## Start Data entries
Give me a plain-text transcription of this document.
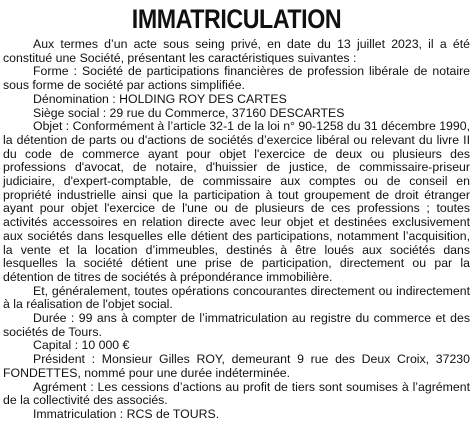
IMMATRICULATION

Aux termes d’un acte sous seing privé, en date du 13 juillet 2023, il a été constitué une Société, présentant les caractéristiques suivantes :

Forme : Société de participations financières de profession libérale de notaire sous forme de société par actions simplifiée.

Dénomination : HOLDING ROY DES CARTES

Siège social : 29 rue du Commerce, 37160 DESCARTES

Objet : Conformément à l’article 32-1 de la loi n° 90-1258 du 31 décembre 1990, la détention de parts ou d'actions de sociétés d’exercice libéral ou relevant du livre II du code de commerce ayant pour objet l'exercice de deux ou plusieurs des professions d'avocat, de notaire, d'huissier de justice, de commissaire-priseur judiciaire, d'expert-comptable, de commissaire aux comptes ou de conseil en propriété industrielle ainsi que la participation à tout groupement de droit étranger ayant pour objet l'exercice de l'une ou de plusieurs de ces professions ; toutes activités accessoires en relation directe avec leur objet et destinées exclusivement aux sociétés dans lesquelles elle détient des participations, notamment l’acquisition, la vente et la location d’immeubles, destinés à être loués aux sociétés dans lesquelles la société détient une prise de participation, directement ou par la détention de titres de sociétés à prépondérance immobilière.

Et, généralement, toutes opérations concourantes directement ou indirectement à la réalisation de l'objet social.

Durée : 99 ans à compter de l’immatriculation au registre du commerce et des sociétés de Tours.

Capital : 10 000 €

Président : Monsieur Gilles ROY, demeurant 9 rue des Deux Croix, 37230 FONDETTES, nommé pour une durée indéterminée.

Agrément : Les cessions d’actions au profit de tiers sont soumises à l’agrément de la collectivité des associés.

Immatriculation : RCS de TOURS.
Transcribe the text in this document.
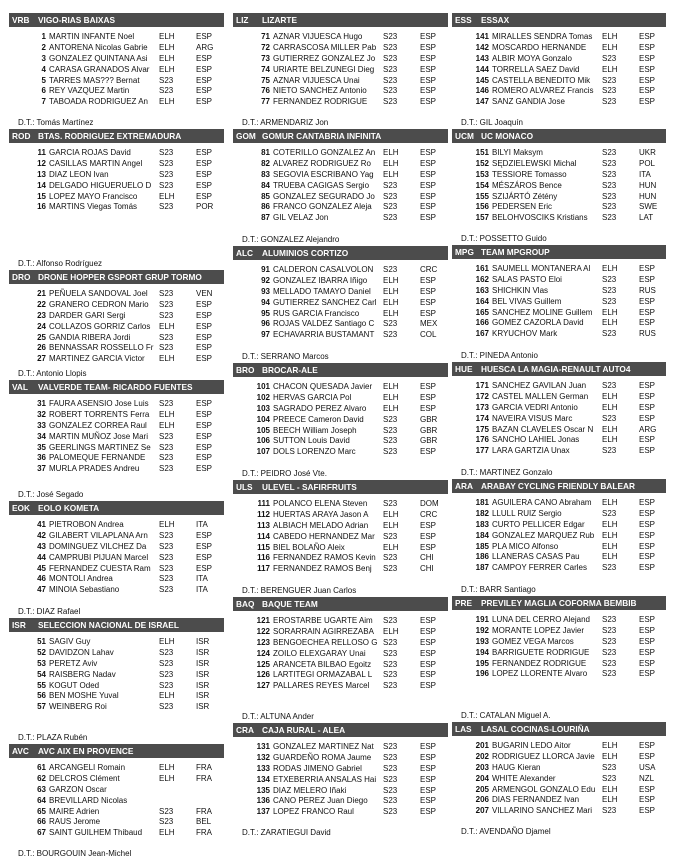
VRB VIGO-RIAS BAIXAS
1 MARTIN INFANTE Noel	ELH	ESP
2 ANTORENA Nicolas Gabrie	ELH	ARG
3 GONZALEZ QUINTANA Asi	ELH	ESP
4 CARASA GRANADOS Alvar	ELH	ESP
5 TARRES MAS??? Bernat	S23	ESP
6 REY VAZQUEZ Martin	S23	ESP
7 TABOADA RODRIGUEZ An	ELH	ESP
D.T.: Tomás Martínez
ROD BTAS. RODRIGUEZ EXTREMADURA
11 GARCIA ROJAS David	S23	ESP
12 CASILLAS MARTIN Angel	S23	ESP
13 DIAZ LEON Ivan	S23	ESP
14 DELGADO HIGUERUELO D S23	ESP
15 LOPEZ MAYO Francisco	ELH	ESP
16 MARTINS Viegas Tomás	S23	POR
D.T.: Alfonso Rodríguez
DRO DRONE HOPPER GSPORT GRUP TORMO
21 PEÑUELA SANDOVAL Joel	S23	VEN
22 GRANERO CEDRON Mario	S23	ESP
23 DARDER GARI Sergi	S23	ESP
24 COLLAZOS GORRIZ Carlos	ELH	ESP
25 GANDIA RIBERA Jordi	S23	ESP
26 BENNASSAR ROSSELLO Fr S23	ESP
27 MARTINEZ GARCIA Victor	ELH	ESP
D.T.: Antonio Llopis
VAL VALVERDE TEAM- RICARDO FUENTES
31 FAURA ASENSIO Jose Luis	S23	ESP
32 ROBERT TORRENTS Ferra	ELH	ESP
33 GONZALEZ CORREA Raul	ELH	ESP
34 MARTIN MUÑOZ Jose Mari	S23	ESP
35 GEERLINGS MARTINEZ Se	S23	ESP
36 PALOMEQUE FERNANDE	S23	ESP
37 MURLA PRADES Andreu	S23	ESP
D.T.: José Segado
EOK EOLO KOMETA
41 PIETROBON Andrea	ELH	ITA
42 GILABERT VILAPLANA Arn	S23	ESP
43 DOMINGUEZ VILCHEZ Da	S23	ESP
44 CAMPRUBI PIJUAN Marcel	S23	ESP
45 FERNANDEZ CUESTA Ram	S23	ESP
46 MONTOLI Andrea	S23	ITA
47 MINOIA Sebastiano	S23	ITA
D.T.: DIAZ Rafael
ISR SELECCION NACIONAL DE ISRAEL
51 SAGIV Guy	ELH	ISR
52 DAVIDZON Lahav	S23	ISR
53 PERETZ Aviv	S23	ISR
54 RAISBERG Nadav	S23	ISR
55 KOGUT Oded	S23	ISR
56 BEN MOSHE Yuval	ELH	ISR
57 WEINBERG Roi	S23	ISR
D.T.: PLAZA Rubén
AVC AVC AIX EN PROVENCE
61 ARCANGELI Romain	ELH	FRA
62 DELCROS Clément	ELH	FRA
63 GARZON Oscar
64 BREVILLARD Nicolas
65 MAIRE Adrien	S23	FRA
66 RAUS Jerome	S23	BEL
67 SAINT GUILHEM Thibaud	ELH	FRA
D.T.: BOURGOUIN Jean-Michel
LIZ LIZARTE
71 AZNAR VIJUESCA Hugo	S23	ESP
72 CARRASCOSA MILLER Pab S23	ESP
73 GUTIERREZ GONZALEZ Jo S23	ESP
74 URIARTE BELZUNEGI Dieg	S23	ESP
75 AZNAR VIJUESCA Unai	S23	ESP
76 NIETO SANCHEZ Antonio	S23	ESP
77 FERNANDEZ RODRIGUE	S23	ESP
D.T.: ARMENDARIZ Jon
GOM GOMUR CANTABRIA INFINITA
81 COTERILLO GONZALEZ An ELH	ESP
82 ALVAREZ RODRIGUEZ Ro	ELH	ESP
83 SEGOVIA ESCRIBANO Yag	ELH	ESP
84 TRUEBA CAGIGAS Sergio	S23	ESP
85 GONZALEZ SEGURADO Jo	S23	ESP
86 FRANCO GONZALEZ Aleja	S23	ESP
87 GIL VELAZ Jon	S23	ESP
D.T.: GONZALEZ Alejandro
ALC ALUMINIOS CORTIZO
91 CALDERON CASALVOLON	S23	CRC
92 GONZALEZ IBARRA Iñigo	ELH	ESP
93 MELLADO TAMAYO Daniel	ELH	ESP
94 GUTIERREZ SANCHEZ Carl ELH	ESP
95 RUS GARCIA Francisco	ELH	ESP
96 ROJAS VALDEZ Santiago C	S23	MEX
97 ECHAVARRIA BUSTAMANT	S23	COL
D.T.: SERRANO Marcos
BRO BROCAR-ALE
101 CHACON QUESADA Javier	ELH	ESP
102 HERVAS GARCIA Pol	ELH	ESP
103 SAGRADO PEREZ Alvaro	ELH	ESP
104 PREECE Cameron David	S23	GBR
105 BEECH William Joseph	S23	GBR
106 SUTTON Louis David	S23	GBR
107 DOLS LORENZO Marc	S23	ESP
D.T.: PEIDRO José Vte.
ULS ULEVEL - SAFIRFRUITS
111 POLANCO ELENA Steven	S23	DOM
112 HUERTAS ARAYA Jason A	ELH	CRC
113 ALBIACH MELADO Adrian	ELH	ESP
114 CABEDO HERNANDEZ Mar	S23	ESP
115 BIEL BOLAÑO Aleix	ELH	ESP
116 FERNANDEZ RAMOS Kevin S23	CHI
117 FERNANDEZ RAMOS Benj	S23	CHI
D.T.: BERENGUER Juan Carlos
BAQ BAQUE TEAM
121 EROSTARBE UGARTE Aim	S23	ESP
122 SORARRAIN AGIRREZABA	ELH	ESP
123 BENGOECHEA RELLOSO G S23	ESP
124 ZOILO ELEXGARAY Unai	S23	ESP
125 ARANCETA BILBAO Egoitz	S23	ESP
126 LARTITEGI ORMAZABAL L	S23	ESP
127 PALLARES REYES Marcel	S23	ESP
D.T.: ALTUNA Ander
CRA CAJA RURAL - ALEA
131 GONZALEZ MARTINEZ Nat	S23	ESP
132 GUARDEÑO ROMA Jaume	S23	ESP
133 RODAS JIMENO Gabriel	S23	ESP
134 ETXEBERRIA ANSALAS Hai S23	ESP
135 DIAZ MELERO Iñaki	S23	ESP
136 CANO PEREZ Juan Diego	S23	ESP
137 LOPEZ FRANCO Raul	S23	ESP
D.T.: ZARATIEGUI David
ESS ESSAX
141 MIRALLES SENDRA Tomas	ELH	ESP
142 MOSCARDO HERNANDE	ELH	ESP
143 ALBIR MOYA Gonzalo	S23	ESP
144 TORRELLA SAEZ David	ELH	ESP
145 CASTELLA BENEDITO Mik	S23	ESP
146 ROMERO ALVAREZ Francis	S23	ESP
147 SANZ GANDIA Jose	S23	ESP
D.T.: GIL Joaquín
UCM UC MONACO
151 BILYI Maksym	S23	UKR
152 SĘDZIELEWSKI Michal	S23	POL
153 TESSIORE Tomasso	S23	ITA
154 MÉSZÁROS Bence	S23	HUN
155 SZIJÁRTÓ Zétény	S23	HUN
156 PEDERSEN Eric	S23	SWE
157 BELOHVOSCIKS Kristians	S23	LAT
D.T.: POSSETTO Guido
MPG TEAM MPGROUP
161 SAUMELL MONTANERA Al	ELH	ESP
162 SALAS PASTO Eloi	S23	ESP
163 SHICHKIN Vlas	S23	RUS
164 BEL VIVAS Guillem	S23	ESP
165 SANCHEZ MOLINE Guillem	ELH	ESP
166 GOMEZ CAZORLA David	ELH	ESP
167 KRYUCHOV Mark	S23	RUS
D.T.: PINEDA Antonio
HUE HUESCA LA MAGIA-RENAULT AUTO4
171 SANCHEZ GAVILAN Juan	S23	ESP
172 CASTEL MALLEN German	ELH	ESP
173 GARCIA VEDRI Antonio	ELH	ESP
174 NAVEIRA VISUS Marc	S23	ESP
175 BAZAN CLAVELES Oscar N	ELH	ARG
176 SANCHO LAHIEL Jonas	ELH	ESP
177 LARA GARTZIA Unax	S23	ESP
D.T.: MARTINEZ Gonzalo
ARA ARABAY CYCLING FRIENDLY BALEAR
181 AGUILERA CANO Abraham	ELH	ESP
182 LLULL RUIZ Sergio	S23	ESP
183 CURTO PELLICER Edgar	ELH	ESP
184 GONZALEZ MARQUEZ Rub ELH	ESP
185 PLA MICO Alfonso	ELH	ESP
186 LLANERAS CASAS Pau	ELH	ESP
187 CAMPOY FERRER Carles	S23	ESP
D.T.: BARR Santiago
PRE PREVILEY MAGLIA COFORMA BEMBIB
191 LUNA DEL CERRO Alejand	S23	ESP
192 MORANTE LOPEZ Javier	S23	ESP
193 GOMEZ VEGA Marcos	S23	ESP
194 BARRIGUETE RODRIGUE	S23	ESP
195 FERNANDEZ RODRIGUE	S23	ESP
196 LOPEZ LLORENTE Alvaro	S23	ESP
D.T.: CATALAN Miguel A.
LAS LASAL COCINAS-LOURIÑA
201 BUGARIN LEDO Aitor	ELH	ESP
202 RODRIGUEZ LLORCA Javie ELH	ESP
203 HAUG Kieran	S23	USA
204 WHITE Alexander	S23	NZL
205 ARMENGOL GONZALO Edu ELH	ESP
206 DIAS FERNANDEZ Ivan	ELH	ESP
207 VILLARINO SANCHEZ Mari	S23	ESP
D.T.: AVENDAÑO Djamel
## End Data entries
Find the word "Tomás" in the entries above and gather every line that holds it.

- _Written solution_:
D.T.: Tomás Martínez
16 MARTINS Viegas Tomás	S23	POR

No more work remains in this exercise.